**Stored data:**
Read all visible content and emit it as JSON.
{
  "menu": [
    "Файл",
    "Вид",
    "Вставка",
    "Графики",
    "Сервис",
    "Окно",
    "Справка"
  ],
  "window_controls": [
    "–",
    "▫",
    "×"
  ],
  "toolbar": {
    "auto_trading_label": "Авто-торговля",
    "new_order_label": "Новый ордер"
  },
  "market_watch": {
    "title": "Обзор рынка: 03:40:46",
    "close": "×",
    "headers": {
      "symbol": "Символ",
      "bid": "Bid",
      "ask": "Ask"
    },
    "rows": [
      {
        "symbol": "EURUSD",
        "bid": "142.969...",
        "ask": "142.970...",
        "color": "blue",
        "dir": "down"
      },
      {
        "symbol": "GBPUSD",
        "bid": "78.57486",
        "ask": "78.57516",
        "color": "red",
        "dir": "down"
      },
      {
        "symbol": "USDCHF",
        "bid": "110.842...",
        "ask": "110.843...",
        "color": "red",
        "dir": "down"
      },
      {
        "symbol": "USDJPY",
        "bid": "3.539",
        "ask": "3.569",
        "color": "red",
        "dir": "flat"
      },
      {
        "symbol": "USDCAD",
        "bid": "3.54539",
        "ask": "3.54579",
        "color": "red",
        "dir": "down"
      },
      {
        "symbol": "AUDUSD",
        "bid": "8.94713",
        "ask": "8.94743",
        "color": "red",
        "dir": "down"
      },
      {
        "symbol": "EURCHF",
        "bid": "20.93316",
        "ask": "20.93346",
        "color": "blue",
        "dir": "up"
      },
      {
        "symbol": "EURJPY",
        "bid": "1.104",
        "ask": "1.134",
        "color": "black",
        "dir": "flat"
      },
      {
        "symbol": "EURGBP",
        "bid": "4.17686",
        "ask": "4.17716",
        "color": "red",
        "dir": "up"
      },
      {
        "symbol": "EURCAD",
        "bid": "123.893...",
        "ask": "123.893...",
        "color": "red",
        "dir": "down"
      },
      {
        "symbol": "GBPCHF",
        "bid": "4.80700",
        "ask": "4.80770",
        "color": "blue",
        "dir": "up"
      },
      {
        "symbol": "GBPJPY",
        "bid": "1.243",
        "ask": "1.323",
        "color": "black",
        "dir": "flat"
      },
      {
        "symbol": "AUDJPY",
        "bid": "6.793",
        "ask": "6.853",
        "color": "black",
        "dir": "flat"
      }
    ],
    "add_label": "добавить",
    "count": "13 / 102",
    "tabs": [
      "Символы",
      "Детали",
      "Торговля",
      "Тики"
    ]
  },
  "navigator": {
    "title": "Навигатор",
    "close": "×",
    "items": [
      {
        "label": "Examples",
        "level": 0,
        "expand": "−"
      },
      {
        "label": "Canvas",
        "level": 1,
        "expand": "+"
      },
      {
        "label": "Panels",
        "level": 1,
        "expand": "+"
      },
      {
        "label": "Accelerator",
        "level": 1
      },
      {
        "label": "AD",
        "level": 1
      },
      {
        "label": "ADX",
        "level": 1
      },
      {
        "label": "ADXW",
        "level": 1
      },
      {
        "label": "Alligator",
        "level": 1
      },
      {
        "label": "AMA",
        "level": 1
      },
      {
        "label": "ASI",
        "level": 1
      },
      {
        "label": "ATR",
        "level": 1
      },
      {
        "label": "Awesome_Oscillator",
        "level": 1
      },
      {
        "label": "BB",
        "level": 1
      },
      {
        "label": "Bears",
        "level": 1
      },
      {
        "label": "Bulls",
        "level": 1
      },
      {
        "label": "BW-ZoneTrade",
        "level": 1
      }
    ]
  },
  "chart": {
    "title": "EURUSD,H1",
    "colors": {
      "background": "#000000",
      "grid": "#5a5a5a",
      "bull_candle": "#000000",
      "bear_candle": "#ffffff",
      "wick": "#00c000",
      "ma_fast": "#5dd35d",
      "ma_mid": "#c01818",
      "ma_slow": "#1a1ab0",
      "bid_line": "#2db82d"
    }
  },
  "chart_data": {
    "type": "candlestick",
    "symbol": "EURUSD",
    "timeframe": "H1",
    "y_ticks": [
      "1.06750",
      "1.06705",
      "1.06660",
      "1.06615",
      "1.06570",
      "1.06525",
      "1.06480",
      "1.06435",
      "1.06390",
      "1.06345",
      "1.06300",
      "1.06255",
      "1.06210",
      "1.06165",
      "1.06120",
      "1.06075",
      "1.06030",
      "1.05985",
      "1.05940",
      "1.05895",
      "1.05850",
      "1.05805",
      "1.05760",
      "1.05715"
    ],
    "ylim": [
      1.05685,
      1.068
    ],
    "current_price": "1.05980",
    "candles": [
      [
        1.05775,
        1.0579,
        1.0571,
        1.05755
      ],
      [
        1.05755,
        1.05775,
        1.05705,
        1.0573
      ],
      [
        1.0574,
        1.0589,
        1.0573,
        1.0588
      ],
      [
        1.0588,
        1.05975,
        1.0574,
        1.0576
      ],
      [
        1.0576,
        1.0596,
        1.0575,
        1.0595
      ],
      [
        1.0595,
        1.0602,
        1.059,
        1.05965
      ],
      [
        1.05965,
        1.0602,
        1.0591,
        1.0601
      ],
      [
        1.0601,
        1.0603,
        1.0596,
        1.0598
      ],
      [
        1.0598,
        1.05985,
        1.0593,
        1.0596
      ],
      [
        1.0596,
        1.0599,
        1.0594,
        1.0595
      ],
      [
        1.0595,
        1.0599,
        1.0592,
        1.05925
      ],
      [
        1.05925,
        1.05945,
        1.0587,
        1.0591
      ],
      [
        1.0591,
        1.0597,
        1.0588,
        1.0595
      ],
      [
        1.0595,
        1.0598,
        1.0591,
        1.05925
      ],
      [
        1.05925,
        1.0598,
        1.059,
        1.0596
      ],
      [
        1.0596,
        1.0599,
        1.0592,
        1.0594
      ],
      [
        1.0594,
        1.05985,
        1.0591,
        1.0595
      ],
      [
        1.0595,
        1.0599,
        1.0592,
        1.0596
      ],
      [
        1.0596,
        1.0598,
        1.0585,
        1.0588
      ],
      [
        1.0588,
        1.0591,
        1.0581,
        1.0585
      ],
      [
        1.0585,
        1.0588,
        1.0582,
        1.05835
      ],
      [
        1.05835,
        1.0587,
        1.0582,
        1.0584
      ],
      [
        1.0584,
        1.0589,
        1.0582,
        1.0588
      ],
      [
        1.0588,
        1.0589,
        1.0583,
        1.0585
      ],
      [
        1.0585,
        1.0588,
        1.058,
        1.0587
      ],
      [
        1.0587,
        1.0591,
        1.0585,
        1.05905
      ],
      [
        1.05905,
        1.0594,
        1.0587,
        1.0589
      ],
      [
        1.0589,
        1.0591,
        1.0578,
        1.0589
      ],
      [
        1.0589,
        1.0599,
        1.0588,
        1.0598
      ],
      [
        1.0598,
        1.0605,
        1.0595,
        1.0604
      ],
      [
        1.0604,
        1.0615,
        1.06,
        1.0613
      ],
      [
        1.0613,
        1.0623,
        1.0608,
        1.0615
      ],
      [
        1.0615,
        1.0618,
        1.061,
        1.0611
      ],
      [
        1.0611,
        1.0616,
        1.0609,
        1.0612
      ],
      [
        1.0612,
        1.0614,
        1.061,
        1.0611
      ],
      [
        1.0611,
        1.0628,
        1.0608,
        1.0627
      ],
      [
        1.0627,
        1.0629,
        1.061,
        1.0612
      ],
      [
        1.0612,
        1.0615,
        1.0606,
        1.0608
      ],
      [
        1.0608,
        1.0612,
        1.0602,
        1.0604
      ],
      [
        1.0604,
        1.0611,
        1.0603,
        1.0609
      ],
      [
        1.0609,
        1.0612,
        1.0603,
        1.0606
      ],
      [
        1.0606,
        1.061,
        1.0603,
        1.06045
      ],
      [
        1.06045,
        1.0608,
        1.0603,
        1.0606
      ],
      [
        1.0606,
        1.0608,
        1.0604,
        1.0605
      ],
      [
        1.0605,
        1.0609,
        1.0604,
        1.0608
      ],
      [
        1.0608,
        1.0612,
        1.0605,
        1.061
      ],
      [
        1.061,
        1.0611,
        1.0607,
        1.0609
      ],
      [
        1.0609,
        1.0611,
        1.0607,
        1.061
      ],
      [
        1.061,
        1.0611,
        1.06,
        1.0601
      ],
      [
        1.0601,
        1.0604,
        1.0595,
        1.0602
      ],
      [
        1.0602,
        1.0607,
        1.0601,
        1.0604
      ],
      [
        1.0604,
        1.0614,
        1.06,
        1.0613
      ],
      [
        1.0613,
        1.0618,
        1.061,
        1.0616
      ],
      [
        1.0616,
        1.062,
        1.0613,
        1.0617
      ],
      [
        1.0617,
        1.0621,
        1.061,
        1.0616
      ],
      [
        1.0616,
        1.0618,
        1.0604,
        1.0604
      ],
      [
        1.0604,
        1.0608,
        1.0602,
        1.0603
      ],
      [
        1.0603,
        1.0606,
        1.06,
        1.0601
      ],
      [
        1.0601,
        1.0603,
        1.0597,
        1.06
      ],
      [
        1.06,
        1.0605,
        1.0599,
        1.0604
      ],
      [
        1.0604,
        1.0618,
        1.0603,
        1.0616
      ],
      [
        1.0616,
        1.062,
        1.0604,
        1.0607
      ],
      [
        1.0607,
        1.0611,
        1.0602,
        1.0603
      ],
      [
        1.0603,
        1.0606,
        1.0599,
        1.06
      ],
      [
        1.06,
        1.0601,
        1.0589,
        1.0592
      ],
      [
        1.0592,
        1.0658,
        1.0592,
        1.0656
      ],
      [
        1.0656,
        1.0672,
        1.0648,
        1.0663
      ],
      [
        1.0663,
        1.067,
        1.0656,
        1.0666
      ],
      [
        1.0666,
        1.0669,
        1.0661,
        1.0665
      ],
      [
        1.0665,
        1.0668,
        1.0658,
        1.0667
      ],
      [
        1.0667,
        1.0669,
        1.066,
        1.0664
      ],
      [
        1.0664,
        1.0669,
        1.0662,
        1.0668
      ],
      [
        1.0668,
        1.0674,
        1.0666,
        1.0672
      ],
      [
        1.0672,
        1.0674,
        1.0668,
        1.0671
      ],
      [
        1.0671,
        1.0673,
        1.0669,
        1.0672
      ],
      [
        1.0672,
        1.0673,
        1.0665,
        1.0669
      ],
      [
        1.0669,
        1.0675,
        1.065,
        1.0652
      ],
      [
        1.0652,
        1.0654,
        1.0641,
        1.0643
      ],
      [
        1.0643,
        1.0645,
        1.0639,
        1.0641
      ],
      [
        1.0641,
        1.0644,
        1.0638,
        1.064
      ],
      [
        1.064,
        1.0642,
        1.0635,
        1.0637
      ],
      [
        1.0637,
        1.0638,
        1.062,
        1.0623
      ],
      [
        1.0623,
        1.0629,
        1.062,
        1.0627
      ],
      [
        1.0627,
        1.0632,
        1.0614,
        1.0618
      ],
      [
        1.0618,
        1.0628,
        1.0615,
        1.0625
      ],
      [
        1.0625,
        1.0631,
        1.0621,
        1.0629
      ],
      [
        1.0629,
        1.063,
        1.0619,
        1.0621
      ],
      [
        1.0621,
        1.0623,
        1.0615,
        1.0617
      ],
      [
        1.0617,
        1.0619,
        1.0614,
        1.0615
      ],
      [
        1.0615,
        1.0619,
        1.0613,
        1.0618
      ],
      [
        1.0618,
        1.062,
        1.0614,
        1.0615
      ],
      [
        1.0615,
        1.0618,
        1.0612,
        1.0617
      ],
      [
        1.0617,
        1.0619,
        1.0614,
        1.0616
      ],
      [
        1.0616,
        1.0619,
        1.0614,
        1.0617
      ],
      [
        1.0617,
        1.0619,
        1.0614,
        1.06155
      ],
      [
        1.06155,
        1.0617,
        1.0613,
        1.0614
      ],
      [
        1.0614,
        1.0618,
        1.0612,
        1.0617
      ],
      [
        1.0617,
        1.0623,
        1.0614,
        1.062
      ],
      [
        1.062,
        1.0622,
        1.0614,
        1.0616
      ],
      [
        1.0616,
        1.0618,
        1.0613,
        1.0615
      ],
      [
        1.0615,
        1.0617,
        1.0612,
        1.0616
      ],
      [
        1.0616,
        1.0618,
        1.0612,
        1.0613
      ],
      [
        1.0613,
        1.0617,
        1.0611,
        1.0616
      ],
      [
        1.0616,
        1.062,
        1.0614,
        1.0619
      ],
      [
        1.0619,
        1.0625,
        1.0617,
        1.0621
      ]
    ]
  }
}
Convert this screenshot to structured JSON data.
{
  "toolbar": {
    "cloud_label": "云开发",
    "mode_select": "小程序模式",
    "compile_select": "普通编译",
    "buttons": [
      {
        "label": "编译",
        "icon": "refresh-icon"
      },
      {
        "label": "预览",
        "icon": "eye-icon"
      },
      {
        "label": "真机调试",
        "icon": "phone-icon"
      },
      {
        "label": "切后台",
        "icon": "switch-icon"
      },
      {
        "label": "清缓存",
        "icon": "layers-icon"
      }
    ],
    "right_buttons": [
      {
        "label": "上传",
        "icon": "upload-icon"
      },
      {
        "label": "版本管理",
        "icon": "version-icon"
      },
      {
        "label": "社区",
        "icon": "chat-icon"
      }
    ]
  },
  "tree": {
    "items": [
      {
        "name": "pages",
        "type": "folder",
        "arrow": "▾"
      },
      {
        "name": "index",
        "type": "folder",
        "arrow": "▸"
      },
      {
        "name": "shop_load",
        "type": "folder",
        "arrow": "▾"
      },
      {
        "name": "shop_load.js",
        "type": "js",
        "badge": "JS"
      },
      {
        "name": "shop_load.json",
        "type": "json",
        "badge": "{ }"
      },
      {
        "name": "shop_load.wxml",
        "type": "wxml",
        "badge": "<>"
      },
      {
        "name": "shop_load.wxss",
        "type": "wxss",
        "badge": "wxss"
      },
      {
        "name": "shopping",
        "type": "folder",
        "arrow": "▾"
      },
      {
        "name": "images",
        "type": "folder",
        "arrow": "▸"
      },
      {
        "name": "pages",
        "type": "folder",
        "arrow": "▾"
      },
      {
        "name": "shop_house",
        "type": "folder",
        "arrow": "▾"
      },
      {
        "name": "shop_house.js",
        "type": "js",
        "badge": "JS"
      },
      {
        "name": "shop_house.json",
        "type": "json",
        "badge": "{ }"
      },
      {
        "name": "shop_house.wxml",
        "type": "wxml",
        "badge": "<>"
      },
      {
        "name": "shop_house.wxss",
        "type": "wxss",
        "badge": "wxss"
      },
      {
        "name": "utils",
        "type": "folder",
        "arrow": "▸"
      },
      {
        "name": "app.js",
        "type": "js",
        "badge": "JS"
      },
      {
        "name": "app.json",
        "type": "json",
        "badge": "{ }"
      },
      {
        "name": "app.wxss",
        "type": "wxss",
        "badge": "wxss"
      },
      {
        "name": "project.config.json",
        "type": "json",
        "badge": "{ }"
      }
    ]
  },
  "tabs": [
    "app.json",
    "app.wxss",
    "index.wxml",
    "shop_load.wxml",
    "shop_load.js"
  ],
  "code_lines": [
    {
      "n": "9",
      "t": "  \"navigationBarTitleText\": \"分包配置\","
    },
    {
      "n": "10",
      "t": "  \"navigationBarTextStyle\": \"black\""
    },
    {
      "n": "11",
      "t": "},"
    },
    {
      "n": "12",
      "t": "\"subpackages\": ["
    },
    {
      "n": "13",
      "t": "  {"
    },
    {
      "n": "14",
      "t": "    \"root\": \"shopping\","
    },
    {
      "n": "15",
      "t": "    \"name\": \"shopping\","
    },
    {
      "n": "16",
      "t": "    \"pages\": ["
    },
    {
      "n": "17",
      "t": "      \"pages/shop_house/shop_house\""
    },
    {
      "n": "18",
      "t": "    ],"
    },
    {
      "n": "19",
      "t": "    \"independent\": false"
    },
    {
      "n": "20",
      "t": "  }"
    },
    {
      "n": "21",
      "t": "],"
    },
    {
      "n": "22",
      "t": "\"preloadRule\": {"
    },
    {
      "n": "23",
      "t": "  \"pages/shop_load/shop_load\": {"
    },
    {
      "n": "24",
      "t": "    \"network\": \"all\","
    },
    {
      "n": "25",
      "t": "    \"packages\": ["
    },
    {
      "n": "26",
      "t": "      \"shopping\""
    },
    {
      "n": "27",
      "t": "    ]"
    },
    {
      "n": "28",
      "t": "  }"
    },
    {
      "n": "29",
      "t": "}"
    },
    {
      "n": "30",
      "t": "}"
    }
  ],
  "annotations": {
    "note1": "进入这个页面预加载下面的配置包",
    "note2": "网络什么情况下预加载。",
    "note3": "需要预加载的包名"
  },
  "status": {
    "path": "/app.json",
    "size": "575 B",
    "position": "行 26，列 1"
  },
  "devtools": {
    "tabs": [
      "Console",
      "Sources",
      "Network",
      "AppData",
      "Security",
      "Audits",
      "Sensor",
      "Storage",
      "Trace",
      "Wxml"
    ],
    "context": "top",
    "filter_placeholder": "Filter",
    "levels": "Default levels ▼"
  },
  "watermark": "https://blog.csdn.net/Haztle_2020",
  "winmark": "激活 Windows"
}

**Set exercise:**
Give only the number of lines in the material above where the string "pages" appears.

**Full output:**
5